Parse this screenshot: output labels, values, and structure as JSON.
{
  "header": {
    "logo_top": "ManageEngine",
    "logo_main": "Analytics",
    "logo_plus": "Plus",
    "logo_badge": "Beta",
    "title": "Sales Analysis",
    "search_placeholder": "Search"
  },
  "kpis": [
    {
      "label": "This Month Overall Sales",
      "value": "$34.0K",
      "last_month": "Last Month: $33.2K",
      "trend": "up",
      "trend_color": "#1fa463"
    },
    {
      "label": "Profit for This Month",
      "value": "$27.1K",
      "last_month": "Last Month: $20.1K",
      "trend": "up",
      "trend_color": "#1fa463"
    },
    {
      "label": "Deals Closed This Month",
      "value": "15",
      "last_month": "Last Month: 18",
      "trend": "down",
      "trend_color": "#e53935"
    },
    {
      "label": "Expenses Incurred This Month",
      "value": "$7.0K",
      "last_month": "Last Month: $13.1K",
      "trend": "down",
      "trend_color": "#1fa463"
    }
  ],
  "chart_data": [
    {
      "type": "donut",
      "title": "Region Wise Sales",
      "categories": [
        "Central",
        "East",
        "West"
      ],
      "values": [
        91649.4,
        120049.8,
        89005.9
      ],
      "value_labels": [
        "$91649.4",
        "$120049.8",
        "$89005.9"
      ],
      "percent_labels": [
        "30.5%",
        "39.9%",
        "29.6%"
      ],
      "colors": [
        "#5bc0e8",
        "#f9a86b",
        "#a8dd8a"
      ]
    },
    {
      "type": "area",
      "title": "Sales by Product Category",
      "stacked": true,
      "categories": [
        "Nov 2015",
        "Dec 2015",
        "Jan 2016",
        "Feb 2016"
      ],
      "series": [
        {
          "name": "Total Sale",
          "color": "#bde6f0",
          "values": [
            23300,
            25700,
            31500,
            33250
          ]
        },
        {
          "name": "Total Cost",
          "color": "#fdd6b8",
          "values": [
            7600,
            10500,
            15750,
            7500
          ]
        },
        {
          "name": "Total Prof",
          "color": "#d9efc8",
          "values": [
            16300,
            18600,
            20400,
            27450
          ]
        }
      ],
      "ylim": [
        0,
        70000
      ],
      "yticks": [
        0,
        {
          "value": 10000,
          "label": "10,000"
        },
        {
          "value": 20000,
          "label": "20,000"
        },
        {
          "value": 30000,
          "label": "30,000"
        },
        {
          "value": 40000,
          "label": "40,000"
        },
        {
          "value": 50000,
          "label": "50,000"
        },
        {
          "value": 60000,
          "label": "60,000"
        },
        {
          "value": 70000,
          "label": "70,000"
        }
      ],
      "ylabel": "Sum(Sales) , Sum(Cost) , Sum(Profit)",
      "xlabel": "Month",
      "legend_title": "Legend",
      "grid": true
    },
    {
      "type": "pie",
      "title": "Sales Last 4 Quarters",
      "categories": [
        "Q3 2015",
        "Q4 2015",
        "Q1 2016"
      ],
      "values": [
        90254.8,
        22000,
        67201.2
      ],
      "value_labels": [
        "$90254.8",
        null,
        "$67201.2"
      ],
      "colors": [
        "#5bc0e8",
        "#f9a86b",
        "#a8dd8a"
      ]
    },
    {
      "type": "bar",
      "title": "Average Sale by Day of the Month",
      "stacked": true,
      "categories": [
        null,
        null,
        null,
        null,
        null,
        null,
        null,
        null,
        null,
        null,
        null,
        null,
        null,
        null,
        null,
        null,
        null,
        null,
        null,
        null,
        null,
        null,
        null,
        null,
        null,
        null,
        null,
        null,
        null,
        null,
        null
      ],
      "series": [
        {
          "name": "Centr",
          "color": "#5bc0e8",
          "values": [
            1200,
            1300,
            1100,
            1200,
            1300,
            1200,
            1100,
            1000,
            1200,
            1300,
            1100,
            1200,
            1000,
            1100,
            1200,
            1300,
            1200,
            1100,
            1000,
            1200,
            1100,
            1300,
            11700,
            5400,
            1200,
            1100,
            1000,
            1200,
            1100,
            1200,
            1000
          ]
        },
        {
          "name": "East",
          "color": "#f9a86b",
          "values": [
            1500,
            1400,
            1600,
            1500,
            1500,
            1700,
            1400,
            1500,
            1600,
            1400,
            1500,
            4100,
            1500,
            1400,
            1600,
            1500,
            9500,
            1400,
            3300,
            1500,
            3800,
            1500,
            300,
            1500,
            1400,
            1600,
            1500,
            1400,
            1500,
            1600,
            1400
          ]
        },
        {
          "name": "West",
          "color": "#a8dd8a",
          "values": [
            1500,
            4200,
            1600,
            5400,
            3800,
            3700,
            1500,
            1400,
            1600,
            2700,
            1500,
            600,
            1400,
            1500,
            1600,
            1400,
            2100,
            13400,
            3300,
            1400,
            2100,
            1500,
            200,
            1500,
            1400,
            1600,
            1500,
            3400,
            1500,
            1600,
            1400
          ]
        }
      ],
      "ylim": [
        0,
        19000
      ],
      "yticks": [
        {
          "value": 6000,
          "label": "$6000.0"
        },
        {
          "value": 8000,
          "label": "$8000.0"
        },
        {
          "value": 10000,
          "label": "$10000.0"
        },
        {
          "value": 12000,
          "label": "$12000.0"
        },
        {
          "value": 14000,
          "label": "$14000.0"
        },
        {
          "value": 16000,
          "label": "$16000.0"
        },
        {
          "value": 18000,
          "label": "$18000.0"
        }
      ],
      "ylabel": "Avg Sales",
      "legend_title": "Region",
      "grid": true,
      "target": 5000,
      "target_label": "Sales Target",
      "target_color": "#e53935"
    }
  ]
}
..........
EXERCISE: Take the records above and return them exactly as written.

ANSWER FOR THE TASK:
Parse this screenshot: output labels, values, and structure as JSON.
{
  "header": {
    "logo_top": "ManageEngine",
    "logo_main": "Analytics",
    "logo_plus": "Plus",
    "logo_badge": "Beta",
    "title": "Sales Analysis",
    "search_placeholder": "Search"
  },
  "kpis": [
    {
      "label": "This Month Overall Sales",
      "value": "$34.0K",
      "last_month": "Last Month: $33.2K",
      "trend": "up",
      "trend_color": "#1fa463"
    },
    {
      "label": "Profit for This Month",
      "value": "$27.1K",
      "last_month": "Last Month: $20.1K",
      "trend": "up",
      "trend_color": "#1fa463"
    },
    {
      "label": "Deals Closed This Month",
      "value": "15",
      "last_month": "Last Month: 18",
      "trend": "down",
      "trend_color": "#e53935"
    },
    {
      "label": "Expenses Incurred This Month",
      "value": "$7.0K",
      "last_month": "Last Month: $13.1K",
      "trend": "down",
      "trend_color": "#1fa463"
    }
  ],
  "chart_data": [
    {
      "type": "donut",
      "title": "Region Wise Sales",
      "categories": [
        "Central",
        "East",
        "West"
      ],
      "values": [
        91649.4,
        120049.8,
        89005.9
      ],
      "value_labels": [
        "$91649.4",
        "$120049.8",
        "$89005.9"
      ],
      "percent_labels": [
        "30.5%",
        "39.9%",
        "29.6%"
      ],
      "colors": [
        "#5bc0e8",
        "#f9a86b",
        "#a8dd8a"
      ]
    },
    {
      "type": "area",
      "title": "Sales by Product Category",
      "stacked": true,
      "categories": [
        "Nov 2015",
        "Dec 2015",
        "Jan 2016",
        "Feb 2016"
      ],
      "series": [
        {
          "name": "Total Sale",
          "color": "#bde6f0",
          "values": [
            23300,
            25700,
            31500,
            33250
          ]
        },
        {
          "name": "Total Cost",
          "color": "#fdd6b8",
          "values": [
            7600,
            10500,
            15750,
            7500
          ]
        },
        {
          "name": "Total Prof",
          "color": "#d9efc8",
          "values": [
            16300,
            18600,
            20400,
            27450
          ]
        }
      ],
      "ylim": [
        0,
        70000
      ],
      "yticks": [
        0,
        {
          "value": 10000,
          "label": "10,000"
        },
        {
          "value": 20000,
          "label": "20,000"
        },
        {
          "value": 30000,
          "label": "30,000"
        },
        {
          "value": 40000,
          "label": "40,000"
        },
        {
          "value": 50000,
          "label": "50,000"
        },
        {
          "value": 60000,
          "label": "60,000"
        },
        {
          "value": 70000,
          "label": "70,000"
        }
      ],
      "ylabel": "Sum(Sales) , Sum(Cost) , Sum(Profit)",
      "xlabel": "Month",
      "legend_title": "Legend",
      "grid": true
    },
    {
      "type": "pie",
      "title": "Sales Last 4 Quarters",
      "categories": [
        "Q3 2015",
        "Q4 2015",
        "Q1 2016"
      ],
      "values": [
        90254.8,
        22000,
        67201.2
      ],
      "value_labels": [
        "$90254.8",
        null,
        "$67201.2"
      ],
      "colors": [
        "#5bc0e8",
        "#f9a86b",
        "#a8dd8a"
      ]
    },
    {
      "type": "bar",
      "title": "Average Sale by Day of the Month",
      "stacked": true,
      "categories": [
        null,
        null,
        null,
        null,
        null,
        null,
        null,
        null,
        null,
        null,
        null,
        null,
        null,
        null,
        null,
        null,
        null,
        null,
        null,
        null,
        null,
        null,
        null,
        null,
        null,
        null,
        null,
        null,
        null,
        null,
        null
      ],
      "series": [
        {
          "name": "Centr",
          "color": "#5bc0e8",
          "values": [
            1200,
            1300,
            1100,
            1200,
            1300,
            1200,
            1100,
            1000,
            1200,
            1300,
            1100,
            1200,
            1000,
            1100,
            1200,
            1300,
            1200,
            1100,
            1000,
            1200,
            1100,
            1300,
            11700,
            5400,
            1200,
            1100,
            1000,
            1200,
            1100,
            1200,
            1000
          ]
        },
        {
          "name": "East",
          "color": "#f9a86b",
          "values": [
            1500,
            1400,
            1600,
            1500,
            1500,
            1700,
            1400,
            1500,
            1600,
            1400,
            1500,
            4100,
            1500,
            1400,
            1600,
            1500,
            9500,
            1400,
            3300,
            1500,
            3800,
            1500,
            300,
            1500,
            1400,
            1600,
            1500,
            1400,
            1500,
            1600,
            1400
          ]
        },
        {
          "name": "West",
          "color": "#a8dd8a",
          "values": [
            1500,
            4200,
            1600,
            5400,
            3800,
            3700,
            1500,
            1400,
            1600,
            2700,
            1500,
            600,
            1400,
            1500,
            1600,
            1400,
            2100,
            13400,
            3300,
            1400,
            2100,
            1500,
            200,
            1500,
            1400,
            1600,
            1500,
            3400,
            1500,
            1600,
            1400
          ]
        }
      ],
      "ylim": [
        0,
        19000
      ],
      "yticks": [
        {
          "value": 6000,
          "label": "$6000.0"
        },
        {
          "value": 8000,
          "label": "$8000.0"
        },
        {
          "value": 10000,
          "label": "$10000.0"
        },
        {
          "value": 12000,
          "label": "$12000.0"
        },
        {
          "value": 14000,
          "label": "$14000.0"
        },
        {
          "value": 16000,
          "label": "$16000.0"
        },
        {
          "value": 18000,
          "label": "$18000.0"
        }
      ],
      "ylabel": "Avg Sales",
      "legend_title": "Region",
      "grid": true,
      "target": 5000,
      "target_label": "Sales Target",
      "target_color": "#e53935"
    }
  ]
}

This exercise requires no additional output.